> _Short problem_
Transcribe the records below exactly as they appear.

> _Available data_
-------------------------
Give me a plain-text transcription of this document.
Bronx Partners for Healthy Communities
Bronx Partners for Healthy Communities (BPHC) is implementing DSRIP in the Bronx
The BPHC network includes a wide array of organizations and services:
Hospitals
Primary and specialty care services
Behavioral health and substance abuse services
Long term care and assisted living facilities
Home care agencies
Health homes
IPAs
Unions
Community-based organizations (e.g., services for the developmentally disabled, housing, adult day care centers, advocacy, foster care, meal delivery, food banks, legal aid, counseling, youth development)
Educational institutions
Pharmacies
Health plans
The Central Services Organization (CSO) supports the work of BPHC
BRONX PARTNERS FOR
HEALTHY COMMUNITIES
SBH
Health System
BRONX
-------------------------
> _Written response_
Give me a plain-text transcription of this document.
Bronx Partners for Healthy Communities
Bronx Partners for Healthy Communities (BPHC) is implementing DSRIP in the Bronx
The BPHC network includes a wide array of organizations and services:
Hospitals
Primary and specialty care services
Behavioral health and substance abuse services
Long term care and assisted living facilities
Home care agencies
Health homes
IPAs
Unions
Community-based organizations (e.g., services for the developmentally disabled, housing, adult day care centers, advocacy, foster care, meal delivery, food banks, legal aid, counseling, youth development)
Educational institutions
Pharmacies
Health plans
The Central Services Organization (CSO) supports the work of BPHC
BRONX PARTNERS FOR
HEALTHY COMMUNITIES
SBH
Health System
BRONX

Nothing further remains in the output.